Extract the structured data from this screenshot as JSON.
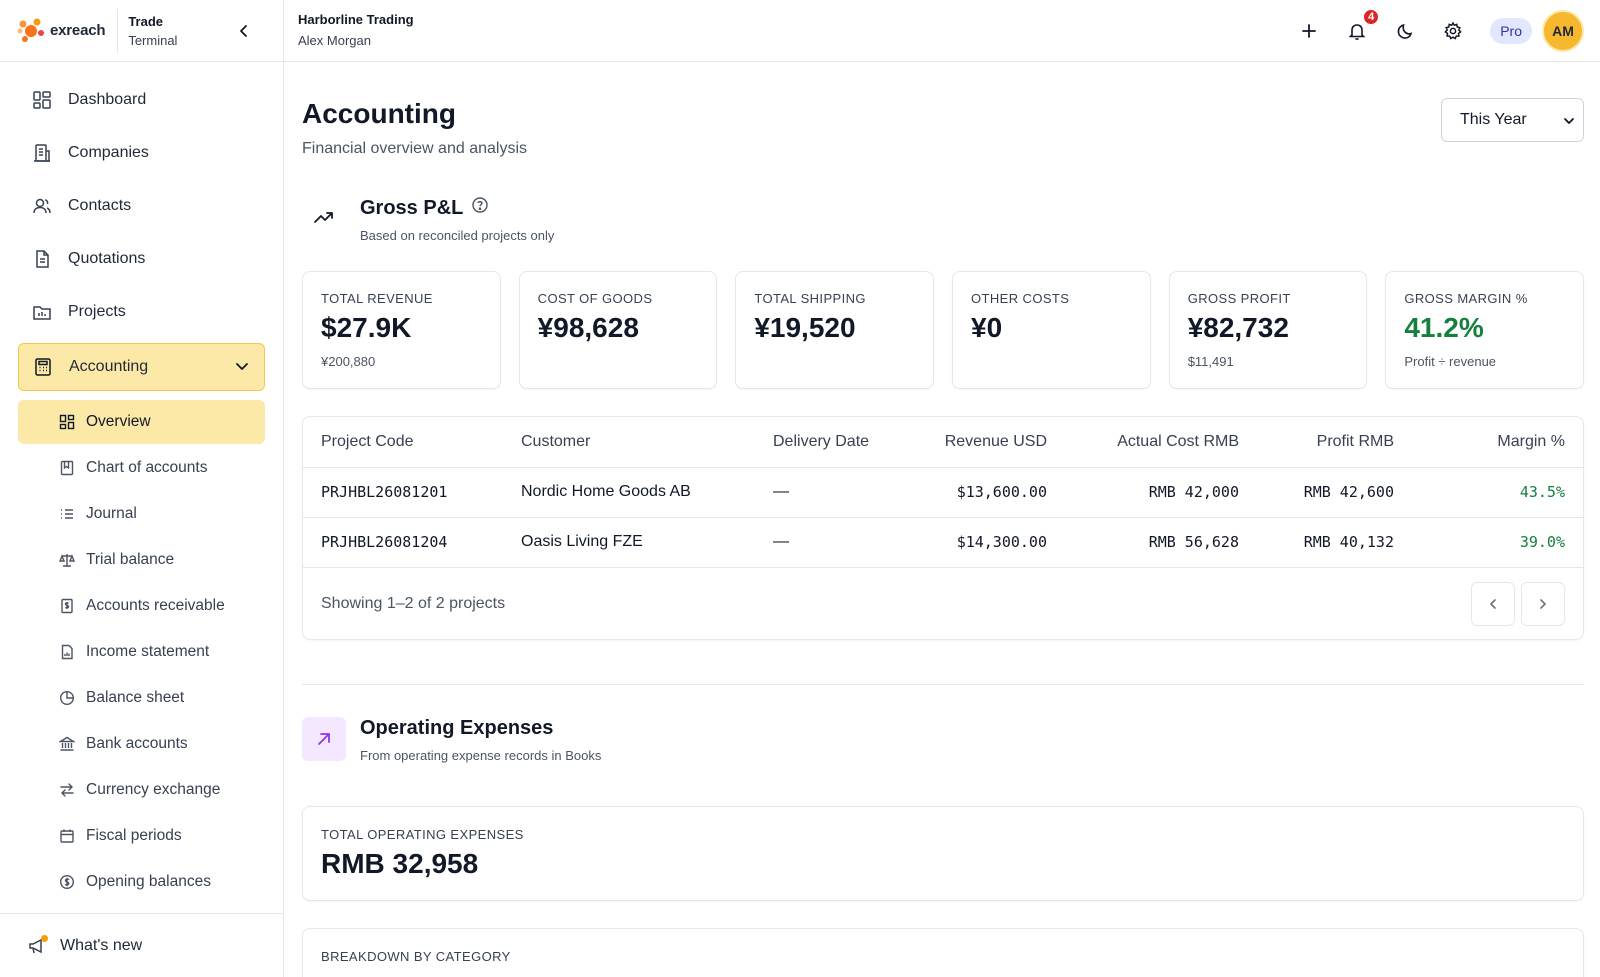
{
  "brand": {
    "logo_text": "exreach",
    "line1": "Trade",
    "line2": "Terminal"
  },
  "org": {
    "name": "Harborline Trading",
    "user": "Alex Morgan"
  },
  "header": {
    "notification_count": "4",
    "plan": "Pro",
    "avatar_initials": "AM"
  },
  "sidebar": {
    "items": [
      {
        "label": "Dashboard",
        "icon": "dashboard-icon"
      },
      {
        "label": "Companies",
        "icon": "building-icon"
      },
      {
        "label": "Contacts",
        "icon": "users-icon"
      },
      {
        "label": "Quotations",
        "icon": "document-icon"
      },
      {
        "label": "Projects",
        "icon": "folder-icon"
      },
      {
        "label": "Accounting",
        "icon": "calculator-icon"
      }
    ],
    "sub_items": [
      {
        "label": "Overview",
        "icon": "grid-icon"
      },
      {
        "label": "Chart of accounts",
        "icon": "book-icon"
      },
      {
        "label": "Journal",
        "icon": "list-icon"
      },
      {
        "label": "Trial balance",
        "icon": "scale-icon"
      },
      {
        "label": "Accounts receivable",
        "icon": "receipt-icon"
      },
      {
        "label": "Income statement",
        "icon": "file-chart-icon"
      },
      {
        "label": "Balance sheet",
        "icon": "pie-icon"
      },
      {
        "label": "Bank accounts",
        "icon": "bank-icon"
      },
      {
        "label": "Currency exchange",
        "icon": "exchange-icon"
      },
      {
        "label": "Fiscal periods",
        "icon": "calendar-icon"
      },
      {
        "label": "Opening balances",
        "icon": "dollar-circle-icon"
      }
    ],
    "whats_new": "What's new"
  },
  "page": {
    "title": "Accounting",
    "subtitle": "Financial overview and analysis",
    "period": "This Year"
  },
  "gross_pl": {
    "title": "Gross P&L",
    "subtitle": "Based on reconciled projects only",
    "kpis": [
      {
        "label": "TOTAL REVENUE",
        "value": "$27.9K",
        "sub": "¥200,880"
      },
      {
        "label": "COST OF GOODS",
        "value": "¥98,628",
        "sub": ""
      },
      {
        "label": "TOTAL SHIPPING",
        "value": "¥19,520",
        "sub": ""
      },
      {
        "label": "OTHER COSTS",
        "value": "¥0",
        "sub": ""
      },
      {
        "label": "GROSS PROFIT",
        "value": "¥82,732",
        "sub": "$11,491"
      },
      {
        "label": "GROSS MARGIN %",
        "value": "41.2%",
        "sub": "Profit ÷ revenue"
      }
    ],
    "table": {
      "columns": [
        "Project Code",
        "Customer",
        "Delivery Date",
        "Revenue USD",
        "Actual Cost RMB",
        "Profit RMB",
        "Margin %"
      ],
      "rows": [
        {
          "code": "PRJHBL26081201",
          "customer": "Nordic Home Goods AB",
          "delivery": "—",
          "revenue": "$13,600.00",
          "cost": "RMB 42,000",
          "profit": "RMB 42,600",
          "margin": "43.5%"
        },
        {
          "code": "PRJHBL26081204",
          "customer": "Oasis Living FZE",
          "delivery": "—",
          "revenue": "$14,300.00",
          "cost": "RMB 56,628",
          "profit": "RMB 40,132",
          "margin": "39.0%"
        }
      ],
      "footer": "Showing 1–2 of 2 projects"
    }
  },
  "opex": {
    "title": "Operating Expenses",
    "subtitle": "From operating expense records in Books",
    "total_label": "TOTAL OPERATING EXPENSES",
    "total_value": "RMB 32,958",
    "breakdown_label": "BREAKDOWN BY CATEGORY"
  },
  "colors": {
    "accent": "#fde9a7",
    "accent_border": "#f2c94c",
    "positive": "#15803d",
    "badge": "#dc2626"
  }
}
*-*-*
● Challenge
From start to finish, output the listing exactly, but omit its pictures.

● Solution below
Extract the structured data from this screenshot as JSON.
{
  "brand": {
    "logo_text": "exreach",
    "line1": "Trade",
    "line2": "Terminal"
  },
  "org": {
    "name": "Harborline Trading",
    "user": "Alex Morgan"
  },
  "header": {
    "notification_count": "4",
    "plan": "Pro",
    "avatar_initials": "AM"
  },
  "sidebar": {
    "items": [
      {
        "label": "Dashboard",
        "icon": "dashboard-icon"
      },
      {
        "label": "Companies",
        "icon": "building-icon"
      },
      {
        "label": "Contacts",
        "icon": "users-icon"
      },
      {
        "label": "Quotations",
        "icon": "document-icon"
      },
      {
        "label": "Projects",
        "icon": "folder-icon"
      },
      {
        "label": "Accounting",
        "icon": "calculator-icon"
      }
    ],
    "sub_items": [
      {
        "label": "Overview",
        "icon": "grid-icon"
      },
      {
        "label": "Chart of accounts",
        "icon": "book-icon"
      },
      {
        "label": "Journal",
        "icon": "list-icon"
      },
      {
        "label": "Trial balance",
        "icon": "scale-icon"
      },
      {
        "label": "Accounts receivable",
        "icon": "receipt-icon"
      },
      {
        "label": "Income statement",
        "icon": "file-chart-icon"
      },
      {
        "label": "Balance sheet",
        "icon": "pie-icon"
      },
      {
        "label": "Bank accounts",
        "icon": "bank-icon"
      },
      {
        "label": "Currency exchange",
        "icon": "exchange-icon"
      },
      {
        "label": "Fiscal periods",
        "icon": "calendar-icon"
      },
      {
        "label": "Opening balances",
        "icon": "dollar-circle-icon"
      }
    ],
    "whats_new": "What's new"
  },
  "page": {
    "title": "Accounting",
    "subtitle": "Financial overview and analysis",
    "period": "This Year"
  },
  "gross_pl": {
    "title": "Gross P&L",
    "subtitle": "Based on reconciled projects only",
    "kpis": [
      {
        "label": "TOTAL REVENUE",
        "value": "$27.9K",
        "sub": "¥200,880"
      },
      {
        "label": "COST OF GOODS",
        "value": "¥98,628",
        "sub": ""
      },
      {
        "label": "TOTAL SHIPPING",
        "value": "¥19,520",
        "sub": ""
      },
      {
        "label": "OTHER COSTS",
        "value": "¥0",
        "sub": ""
      },
      {
        "label": "GROSS PROFIT",
        "value": "¥82,732",
        "sub": "$11,491"
      },
      {
        "label": "GROSS MARGIN %",
        "value": "41.2%",
        "sub": "Profit ÷ revenue"
      }
    ],
    "table": {
      "columns": [
        "Project Code",
        "Customer",
        "Delivery Date",
        "Revenue USD",
        "Actual Cost RMB",
        "Profit RMB",
        "Margin %"
      ],
      "rows": [
        {
          "code": "PRJHBL26081201",
          "customer": "Nordic Home Goods AB",
          "delivery": "—",
          "revenue": "$13,600.00",
          "cost": "RMB 42,000",
          "profit": "RMB 42,600",
          "margin": "43.5%"
        },
        {
          "code": "PRJHBL26081204",
          "customer": "Oasis Living FZE",
          "delivery": "—",
          "revenue": "$14,300.00",
          "cost": "RMB 56,628",
          "profit": "RMB 40,132",
          "margin": "39.0%"
        }
      ],
      "footer": "Showing 1–2 of 2 projects"
    }
  },
  "opex": {
    "title": "Operating Expenses",
    "subtitle": "From operating expense records in Books",
    "total_label": "TOTAL OPERATING EXPENSES",
    "total_value": "RMB 32,958",
    "breakdown_label": "BREAKDOWN BY CATEGORY"
  },
  "colors": {
    "accent": "#fde9a7",
    "accent_border": "#f2c94c",
    "positive": "#15803d",
    "badge": "#dc2626"
  }
}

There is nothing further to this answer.